— BEGIN SUPPLIED PASSAGE —

Sunday, May 24, 2015

MEMORIES OF MEMORIAL DAYS PAST

Memorial Day Weekend.  People are busy with trips, picnics, camping, gardening...late spring leisure activities, even though where I live it is cloudy and cool -- only 56-degrees during my morning walk along the waterfront.  But this weekend always reminds me of my midwest childhood when Memorial Day was the start of summer and already hot and sunny.

Also the Indy 500 happens this weekend, which made me think of my dad and my paternal relatives in southern Indiana and the childhood drives from our northern Illinois town to Bloomfield, Indiana the nearest little town to the farmstead where my dad grew up.

— END SUPPLIED PASSAGE —

◆ WORK INSTRUCTIONS:
[A] Print, word for word, the stretch of rows below from the first row through the line containing "municipality-cases: 12,144 bbox=[71, 447, 105, 459]", including both of those lines.
[B] Continue the Memorial Day memories post above, starting after its last sentence.

— BEGIN PROVIDED INFORMATION —

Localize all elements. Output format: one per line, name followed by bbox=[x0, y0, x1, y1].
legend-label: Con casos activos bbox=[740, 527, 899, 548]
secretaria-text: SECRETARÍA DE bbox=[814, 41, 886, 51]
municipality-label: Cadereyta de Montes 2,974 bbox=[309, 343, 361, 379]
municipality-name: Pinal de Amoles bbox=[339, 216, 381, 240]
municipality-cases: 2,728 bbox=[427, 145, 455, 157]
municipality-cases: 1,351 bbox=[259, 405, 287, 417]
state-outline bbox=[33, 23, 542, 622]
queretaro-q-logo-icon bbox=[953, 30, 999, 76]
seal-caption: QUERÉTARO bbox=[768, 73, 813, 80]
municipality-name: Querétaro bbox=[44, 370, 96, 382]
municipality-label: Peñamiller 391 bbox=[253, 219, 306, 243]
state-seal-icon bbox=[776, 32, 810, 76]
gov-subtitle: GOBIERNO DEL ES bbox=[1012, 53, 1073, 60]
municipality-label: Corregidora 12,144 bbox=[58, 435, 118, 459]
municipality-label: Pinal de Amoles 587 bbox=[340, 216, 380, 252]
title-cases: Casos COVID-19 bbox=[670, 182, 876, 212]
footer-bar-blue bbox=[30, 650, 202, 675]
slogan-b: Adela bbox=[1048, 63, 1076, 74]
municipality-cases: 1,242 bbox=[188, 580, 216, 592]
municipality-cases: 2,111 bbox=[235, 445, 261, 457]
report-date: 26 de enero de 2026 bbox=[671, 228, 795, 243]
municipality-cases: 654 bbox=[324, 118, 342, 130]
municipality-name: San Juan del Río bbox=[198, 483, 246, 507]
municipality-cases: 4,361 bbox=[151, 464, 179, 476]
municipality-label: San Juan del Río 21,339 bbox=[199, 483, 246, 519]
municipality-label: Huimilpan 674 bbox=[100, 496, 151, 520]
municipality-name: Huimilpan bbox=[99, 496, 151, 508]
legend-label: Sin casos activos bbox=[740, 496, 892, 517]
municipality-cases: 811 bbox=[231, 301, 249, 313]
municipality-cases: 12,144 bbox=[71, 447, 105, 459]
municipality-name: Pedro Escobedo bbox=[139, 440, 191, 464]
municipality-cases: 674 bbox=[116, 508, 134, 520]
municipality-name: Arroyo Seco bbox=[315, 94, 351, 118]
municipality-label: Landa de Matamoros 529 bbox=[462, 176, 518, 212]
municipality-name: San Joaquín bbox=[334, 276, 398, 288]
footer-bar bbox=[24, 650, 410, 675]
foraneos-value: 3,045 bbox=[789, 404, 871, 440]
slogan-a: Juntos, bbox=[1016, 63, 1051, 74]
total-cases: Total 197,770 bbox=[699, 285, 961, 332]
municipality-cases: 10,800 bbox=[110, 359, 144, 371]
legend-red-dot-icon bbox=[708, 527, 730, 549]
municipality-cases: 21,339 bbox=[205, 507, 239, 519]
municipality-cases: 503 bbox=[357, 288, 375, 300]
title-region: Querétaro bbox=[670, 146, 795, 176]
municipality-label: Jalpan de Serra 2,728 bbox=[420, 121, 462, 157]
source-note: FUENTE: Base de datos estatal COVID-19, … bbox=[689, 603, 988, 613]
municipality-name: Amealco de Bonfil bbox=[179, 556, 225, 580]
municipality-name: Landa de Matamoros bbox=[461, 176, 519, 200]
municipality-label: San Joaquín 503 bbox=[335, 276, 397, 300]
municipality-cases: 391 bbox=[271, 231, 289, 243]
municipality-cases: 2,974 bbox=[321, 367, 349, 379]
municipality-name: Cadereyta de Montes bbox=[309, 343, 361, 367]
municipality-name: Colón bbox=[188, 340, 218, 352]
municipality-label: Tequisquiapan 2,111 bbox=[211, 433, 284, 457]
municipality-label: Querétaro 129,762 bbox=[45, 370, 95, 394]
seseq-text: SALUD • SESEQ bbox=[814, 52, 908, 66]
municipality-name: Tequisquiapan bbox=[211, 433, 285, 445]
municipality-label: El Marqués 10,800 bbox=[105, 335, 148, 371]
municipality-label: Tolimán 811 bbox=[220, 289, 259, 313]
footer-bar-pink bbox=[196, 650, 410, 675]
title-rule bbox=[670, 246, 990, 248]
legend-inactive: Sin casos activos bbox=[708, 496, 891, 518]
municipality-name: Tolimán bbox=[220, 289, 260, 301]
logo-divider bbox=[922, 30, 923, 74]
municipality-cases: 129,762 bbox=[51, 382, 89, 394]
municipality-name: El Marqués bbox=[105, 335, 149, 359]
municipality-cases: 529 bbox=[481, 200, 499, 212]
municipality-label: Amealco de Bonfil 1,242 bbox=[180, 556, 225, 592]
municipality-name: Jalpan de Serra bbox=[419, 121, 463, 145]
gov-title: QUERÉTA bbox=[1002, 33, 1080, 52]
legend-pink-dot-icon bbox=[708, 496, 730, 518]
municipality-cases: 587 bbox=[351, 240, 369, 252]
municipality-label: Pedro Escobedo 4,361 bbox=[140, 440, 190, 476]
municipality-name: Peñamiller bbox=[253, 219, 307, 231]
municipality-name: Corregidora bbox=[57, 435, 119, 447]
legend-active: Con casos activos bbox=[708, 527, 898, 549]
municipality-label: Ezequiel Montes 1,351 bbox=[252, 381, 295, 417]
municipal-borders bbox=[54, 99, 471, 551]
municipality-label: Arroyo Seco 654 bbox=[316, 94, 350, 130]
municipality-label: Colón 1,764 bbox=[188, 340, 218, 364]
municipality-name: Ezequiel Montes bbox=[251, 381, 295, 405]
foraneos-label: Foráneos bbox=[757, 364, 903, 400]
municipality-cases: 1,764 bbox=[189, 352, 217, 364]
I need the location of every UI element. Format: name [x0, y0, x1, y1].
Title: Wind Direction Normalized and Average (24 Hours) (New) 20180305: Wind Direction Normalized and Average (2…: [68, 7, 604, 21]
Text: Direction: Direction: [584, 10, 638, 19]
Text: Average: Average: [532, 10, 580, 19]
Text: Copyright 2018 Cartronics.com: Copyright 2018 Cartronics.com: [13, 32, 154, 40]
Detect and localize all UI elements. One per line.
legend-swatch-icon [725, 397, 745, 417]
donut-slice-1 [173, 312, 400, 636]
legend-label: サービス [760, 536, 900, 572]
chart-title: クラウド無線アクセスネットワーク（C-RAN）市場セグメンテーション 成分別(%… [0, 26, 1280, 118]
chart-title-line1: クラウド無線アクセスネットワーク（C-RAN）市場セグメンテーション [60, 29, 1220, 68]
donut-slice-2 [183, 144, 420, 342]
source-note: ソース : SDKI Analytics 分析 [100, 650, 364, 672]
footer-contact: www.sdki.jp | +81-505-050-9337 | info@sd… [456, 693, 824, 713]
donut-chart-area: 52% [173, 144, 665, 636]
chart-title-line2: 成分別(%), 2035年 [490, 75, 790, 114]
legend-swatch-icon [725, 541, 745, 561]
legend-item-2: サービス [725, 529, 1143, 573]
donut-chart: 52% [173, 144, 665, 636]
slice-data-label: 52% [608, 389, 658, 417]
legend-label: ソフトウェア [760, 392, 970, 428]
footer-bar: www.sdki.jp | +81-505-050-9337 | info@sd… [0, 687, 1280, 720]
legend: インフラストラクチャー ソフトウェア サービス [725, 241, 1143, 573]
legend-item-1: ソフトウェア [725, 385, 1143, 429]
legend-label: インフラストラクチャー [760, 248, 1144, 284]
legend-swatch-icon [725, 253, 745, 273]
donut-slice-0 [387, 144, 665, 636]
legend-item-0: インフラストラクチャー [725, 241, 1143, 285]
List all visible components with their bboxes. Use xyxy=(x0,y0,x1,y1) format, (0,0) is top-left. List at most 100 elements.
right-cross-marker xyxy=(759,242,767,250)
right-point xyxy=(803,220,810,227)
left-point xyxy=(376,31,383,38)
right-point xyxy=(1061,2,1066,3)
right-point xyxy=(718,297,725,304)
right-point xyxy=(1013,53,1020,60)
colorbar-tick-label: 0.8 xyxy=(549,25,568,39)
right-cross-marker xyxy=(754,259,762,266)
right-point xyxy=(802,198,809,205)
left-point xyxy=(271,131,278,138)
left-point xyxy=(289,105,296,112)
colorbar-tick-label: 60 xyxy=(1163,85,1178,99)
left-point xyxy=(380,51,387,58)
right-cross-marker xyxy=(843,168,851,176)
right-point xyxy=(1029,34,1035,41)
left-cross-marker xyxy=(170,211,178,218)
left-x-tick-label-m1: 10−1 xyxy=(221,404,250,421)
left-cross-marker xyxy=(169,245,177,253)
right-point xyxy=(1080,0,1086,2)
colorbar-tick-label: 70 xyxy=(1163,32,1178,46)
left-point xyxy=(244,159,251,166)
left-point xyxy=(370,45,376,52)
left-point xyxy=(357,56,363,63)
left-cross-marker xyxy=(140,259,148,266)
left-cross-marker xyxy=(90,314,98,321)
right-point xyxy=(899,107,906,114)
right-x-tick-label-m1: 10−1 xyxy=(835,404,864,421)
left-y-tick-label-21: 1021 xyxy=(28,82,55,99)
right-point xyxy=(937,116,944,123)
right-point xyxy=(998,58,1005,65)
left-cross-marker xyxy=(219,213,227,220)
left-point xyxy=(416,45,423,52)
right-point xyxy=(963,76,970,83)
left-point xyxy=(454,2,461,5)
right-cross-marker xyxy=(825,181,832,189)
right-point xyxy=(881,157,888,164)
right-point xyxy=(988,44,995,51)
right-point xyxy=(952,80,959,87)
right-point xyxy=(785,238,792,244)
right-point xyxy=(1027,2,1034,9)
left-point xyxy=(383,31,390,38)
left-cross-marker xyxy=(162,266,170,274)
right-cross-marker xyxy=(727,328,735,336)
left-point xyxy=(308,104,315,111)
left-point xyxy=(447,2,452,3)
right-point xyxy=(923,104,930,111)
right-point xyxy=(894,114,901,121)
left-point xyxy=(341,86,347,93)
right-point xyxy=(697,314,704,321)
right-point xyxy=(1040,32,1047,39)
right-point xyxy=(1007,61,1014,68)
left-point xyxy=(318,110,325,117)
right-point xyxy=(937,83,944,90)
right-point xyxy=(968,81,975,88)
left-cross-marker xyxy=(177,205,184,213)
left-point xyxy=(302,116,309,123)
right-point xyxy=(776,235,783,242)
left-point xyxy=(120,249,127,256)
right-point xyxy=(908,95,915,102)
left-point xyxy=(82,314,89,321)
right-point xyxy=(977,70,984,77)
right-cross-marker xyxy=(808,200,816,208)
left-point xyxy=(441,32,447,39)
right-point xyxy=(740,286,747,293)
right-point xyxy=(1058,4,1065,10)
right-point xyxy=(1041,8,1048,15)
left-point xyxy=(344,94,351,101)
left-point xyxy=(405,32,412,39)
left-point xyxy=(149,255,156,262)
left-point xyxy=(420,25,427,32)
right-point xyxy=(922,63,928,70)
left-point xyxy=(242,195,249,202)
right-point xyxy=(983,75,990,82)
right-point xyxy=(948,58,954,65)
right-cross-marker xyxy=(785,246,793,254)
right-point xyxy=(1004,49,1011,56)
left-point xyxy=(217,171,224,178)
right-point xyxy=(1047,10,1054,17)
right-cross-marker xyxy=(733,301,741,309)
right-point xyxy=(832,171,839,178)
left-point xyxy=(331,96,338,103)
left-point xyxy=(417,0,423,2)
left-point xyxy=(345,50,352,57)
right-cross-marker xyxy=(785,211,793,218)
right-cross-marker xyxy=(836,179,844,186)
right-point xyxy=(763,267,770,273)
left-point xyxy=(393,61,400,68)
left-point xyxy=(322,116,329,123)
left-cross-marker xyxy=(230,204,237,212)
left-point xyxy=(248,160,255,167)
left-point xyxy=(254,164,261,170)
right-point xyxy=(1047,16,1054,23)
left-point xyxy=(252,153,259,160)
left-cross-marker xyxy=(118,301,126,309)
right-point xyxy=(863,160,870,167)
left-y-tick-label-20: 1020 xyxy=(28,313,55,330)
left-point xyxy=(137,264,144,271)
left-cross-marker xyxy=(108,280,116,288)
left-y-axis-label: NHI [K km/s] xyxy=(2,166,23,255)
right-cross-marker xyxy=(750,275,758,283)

— END PROVIDED INFORMATION —

◆ ANSWER SET:
[A]
Localize all elements. Output format: one per line, name followed by bbox=[x0, y0, x1, y1].
legend-label: Con casos activos bbox=[740, 527, 899, 548]
secretaria-text: SECRETARÍA DE bbox=[814, 41, 886, 51]
municipality-label: Cadereyta de Montes 2,974 bbox=[309, 343, 361, 379]
municipality-name: Pinal de Amoles bbox=[339, 216, 381, 240]
municipality-cases: 2,728 bbox=[427, 145, 455, 157]
municipality-cases: 1,351 bbox=[259, 405, 287, 417]
state-outline bbox=[33, 23, 542, 622]
queretaro-q-logo-icon bbox=[953, 30, 999, 76]
seal-caption: QUERÉTARO bbox=[768, 73, 813, 80]
municipality-name: Querétaro bbox=[44, 370, 96, 382]
municipality-label: Peñamiller 391 bbox=[253, 219, 306, 243]
state-seal-icon bbox=[776, 32, 810, 76]
gov-subtitle: GOBIERNO DEL ES bbox=[1012, 53, 1073, 60]
municipality-label: Corregidora 12,144 bbox=[58, 435, 118, 459]
municipality-label: Pinal de Amoles 587 bbox=[340, 216, 380, 252]
title-cases: Casos COVID-19 bbox=[670, 182, 876, 212]
footer-bar-blue bbox=[30, 650, 202, 675]
slogan-b: Adela bbox=[1048, 63, 1076, 74]
municipality-cases: 1,242 bbox=[188, 580, 216, 592]
municipality-cases: 2,111 bbox=[235, 445, 261, 457]
report-date: 26 de enero de 2026 bbox=[671, 228, 795, 243]
municipality-cases: 654 bbox=[324, 118, 342, 130]
municipality-name: San Juan del Río bbox=[198, 483, 246, 507]
municipality-cases: 4,361 bbox=[151, 464, 179, 476]
municipality-label: San Juan del Río 21,339 bbox=[199, 483, 246, 519]
municipality-label: Huimilpan 674 bbox=[100, 496, 151, 520]
municipality-name: Huimilpan bbox=[99, 496, 151, 508]
legend-label: Sin casos activos bbox=[740, 496, 892, 517]
municipality-cases: 811 bbox=[231, 301, 249, 313]
municipality-cases: 12,144 bbox=[71, 447, 105, 459]

[B]
We passed through Indianapolis on those trips,  -- home of the Indy 500 -- and the biggest thing to happen in Indiana ever, it seemed by all the excitement.  Once further south, in rural Bloomfield where my relatives lived,  parades and picnics and visits to cemeteries were organized around the start time of the race, with the ongoing commentary tuned in on the radio for the entire day. The excitement would build as the men in the family cheered for their favorites as the race was close to ending.   Drivers like A.J. Foyt, Andy Granatelli, Parnelli Jones, and Mario Andretti -- not exactly hometown boys, but heroes of The Brickyard nonetheless -- seemed to always be in the hunt.  As the checkered flag moment approached anyone within earshot of the radio was hushed so the winner's name would be heard and celebrated.  The RADIO!  Seems weird now and makes me feel very old -- but we were in a very rural area and TV reception was horrible, if anyone had a TV at all in the late 50's/early 60's.

My mom called Memorial Day "Decoration Day".  This is a term dating back to the Civil War; a day set aside to honor the Civil War dead.  Eventually it became more widely known as Memorial Day to honor all war dead, but wasn't officially declared a National Holiday until 1971, a fact I find surprising.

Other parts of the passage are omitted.